| DIRECTIONS |
Wherever the string "title" occurs in a line of these records, report that line.

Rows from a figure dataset
— Begin —

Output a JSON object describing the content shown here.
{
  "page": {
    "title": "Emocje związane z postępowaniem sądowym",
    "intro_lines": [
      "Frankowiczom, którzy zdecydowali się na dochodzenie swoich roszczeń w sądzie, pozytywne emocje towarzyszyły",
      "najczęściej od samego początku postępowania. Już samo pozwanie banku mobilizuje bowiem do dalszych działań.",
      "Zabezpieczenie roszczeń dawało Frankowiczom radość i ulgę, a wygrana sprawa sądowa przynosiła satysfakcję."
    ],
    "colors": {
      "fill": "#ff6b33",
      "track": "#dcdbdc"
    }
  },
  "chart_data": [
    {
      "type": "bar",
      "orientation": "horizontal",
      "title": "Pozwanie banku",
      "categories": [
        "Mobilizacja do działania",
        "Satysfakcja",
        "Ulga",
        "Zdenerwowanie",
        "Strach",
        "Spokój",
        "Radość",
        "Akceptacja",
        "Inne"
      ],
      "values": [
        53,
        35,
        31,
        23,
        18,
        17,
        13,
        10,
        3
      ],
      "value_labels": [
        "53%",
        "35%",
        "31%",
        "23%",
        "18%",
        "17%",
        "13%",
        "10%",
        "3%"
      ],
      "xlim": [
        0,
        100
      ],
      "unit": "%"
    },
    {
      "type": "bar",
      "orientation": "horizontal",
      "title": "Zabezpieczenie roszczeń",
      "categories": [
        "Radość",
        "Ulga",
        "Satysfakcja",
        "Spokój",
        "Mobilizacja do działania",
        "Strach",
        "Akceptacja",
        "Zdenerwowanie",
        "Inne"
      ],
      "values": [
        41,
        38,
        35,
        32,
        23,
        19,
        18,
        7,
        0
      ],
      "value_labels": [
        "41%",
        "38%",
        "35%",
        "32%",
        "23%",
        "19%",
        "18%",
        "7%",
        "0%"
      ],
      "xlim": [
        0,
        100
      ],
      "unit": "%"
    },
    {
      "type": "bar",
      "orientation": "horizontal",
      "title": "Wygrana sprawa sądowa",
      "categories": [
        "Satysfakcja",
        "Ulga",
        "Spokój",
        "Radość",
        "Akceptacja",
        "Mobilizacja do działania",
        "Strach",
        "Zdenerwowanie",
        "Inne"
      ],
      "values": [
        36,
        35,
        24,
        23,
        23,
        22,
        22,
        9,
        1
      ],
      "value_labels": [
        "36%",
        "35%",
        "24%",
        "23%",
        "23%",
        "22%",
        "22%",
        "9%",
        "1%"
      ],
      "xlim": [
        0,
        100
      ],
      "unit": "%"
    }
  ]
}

— End —

| SOLVED EXERCISE |
    "title": "Emocje związane z postępowaniem sądowym",
      "title": "Pozwanie banku",
      "title": "Zabezpieczenie roszczeń",
      "title": "Wygrana sprawa sądowa",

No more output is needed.